# [Set exercise 1]
Retype the rows exactly, everything from the first line of the rows down to the line containing "nav-dashboards-label: Dashboards: [315, 72, 404, 90]", with both of those lines included.

— Start of Text passage —

This Prospectus relates only to the Class R shares of the Fund and sets
forth concisely information about the Fund which a prospective investor should
know before investing. It should be read and retained for future reference. A
Statement of Additional Information ("SAI") dated December 15, 1998, as may be
amended from time to time, containing additional and more detailed information
about the Fund, has been filed with the Securities and Exchange Commission (the
"SEC") and is hereby incorporated by reference into this Prospectus. It is
available without charge and can be obtained by writing to TANAKA Funds, Inc.,
P.O. Box 6110, Indianapolis, Indiana 46206 or calling the telephone number
printed above.

— End of Text passage —
— Start of Entries provided —

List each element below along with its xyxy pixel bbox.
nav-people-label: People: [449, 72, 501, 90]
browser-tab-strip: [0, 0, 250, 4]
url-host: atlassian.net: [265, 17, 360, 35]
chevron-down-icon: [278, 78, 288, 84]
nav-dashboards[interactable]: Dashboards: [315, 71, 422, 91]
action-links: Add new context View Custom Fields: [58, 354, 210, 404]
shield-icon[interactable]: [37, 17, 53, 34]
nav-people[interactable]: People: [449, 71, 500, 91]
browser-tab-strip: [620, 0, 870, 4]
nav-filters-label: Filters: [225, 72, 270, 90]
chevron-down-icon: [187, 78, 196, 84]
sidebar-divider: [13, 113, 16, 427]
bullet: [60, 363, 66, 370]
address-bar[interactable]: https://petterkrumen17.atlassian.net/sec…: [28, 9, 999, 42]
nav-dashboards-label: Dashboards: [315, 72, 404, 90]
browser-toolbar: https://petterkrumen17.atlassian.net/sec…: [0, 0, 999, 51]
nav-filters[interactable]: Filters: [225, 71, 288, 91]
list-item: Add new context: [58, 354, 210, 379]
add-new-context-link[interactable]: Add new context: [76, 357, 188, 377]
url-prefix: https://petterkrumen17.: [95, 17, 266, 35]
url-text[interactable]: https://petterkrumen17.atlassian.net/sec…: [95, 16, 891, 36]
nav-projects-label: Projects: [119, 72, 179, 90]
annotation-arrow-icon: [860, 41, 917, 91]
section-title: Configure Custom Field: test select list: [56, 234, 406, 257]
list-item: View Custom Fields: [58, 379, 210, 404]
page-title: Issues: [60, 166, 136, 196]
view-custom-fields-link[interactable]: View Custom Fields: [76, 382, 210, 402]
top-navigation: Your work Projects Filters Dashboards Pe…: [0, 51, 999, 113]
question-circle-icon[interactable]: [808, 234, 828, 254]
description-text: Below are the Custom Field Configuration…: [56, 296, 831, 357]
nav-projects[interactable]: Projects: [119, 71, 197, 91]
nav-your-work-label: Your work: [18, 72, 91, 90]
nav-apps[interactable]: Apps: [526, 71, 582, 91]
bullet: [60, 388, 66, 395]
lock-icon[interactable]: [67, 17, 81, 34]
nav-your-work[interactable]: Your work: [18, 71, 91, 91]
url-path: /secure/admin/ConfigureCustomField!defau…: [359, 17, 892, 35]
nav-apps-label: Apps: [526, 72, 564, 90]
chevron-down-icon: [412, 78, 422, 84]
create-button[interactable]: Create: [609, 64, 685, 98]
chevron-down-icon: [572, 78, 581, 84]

— End of Entries provided —

# [Set exercise 2]
For each statement, answer yes or no depending on whether it agrees with the fund prospectus text, and quote the words from the text that decide it. (a) The Statement of Additional Information is dated December 15, 1998. (b) The Statement of Additional Information is available for a fee. (c) The Prospectus covers every class of shares of the Fund.

# [Task result 1]
List each element below along with its xyxy pixel bbox.
nav-people-label: People: [449, 72, 501, 90]
browser-tab-strip: [0, 0, 250, 4]
url-host: atlassian.net: [265, 17, 360, 35]
chevron-down-icon: [278, 78, 288, 84]
nav-dashboards[interactable]: Dashboards: [315, 71, 422, 91]
action-links: Add new context View Custom Fields: [58, 354, 210, 404]
shield-icon[interactable]: [37, 17, 53, 34]
nav-people[interactable]: People: [449, 71, 500, 91]
browser-tab-strip: [620, 0, 870, 4]
nav-filters-label: Filters: [225, 72, 270, 90]
chevron-down-icon: [187, 78, 196, 84]
sidebar-divider: [13, 113, 16, 427]
bullet: [60, 363, 66, 370]
address-bar[interactable]: https://petterkrumen17.atlassian.net/sec…: [28, 9, 999, 42]
nav-dashboards-label: Dashboards: [315, 72, 404, 90]

# [Task result 2]
(a) Yes: "A Statement of Additional Information ("SAI") dated December 15, 1998"
(b) No: "It is available without charge"
(c) No: "This Prospectus relates only to the Class R shares of the Fund"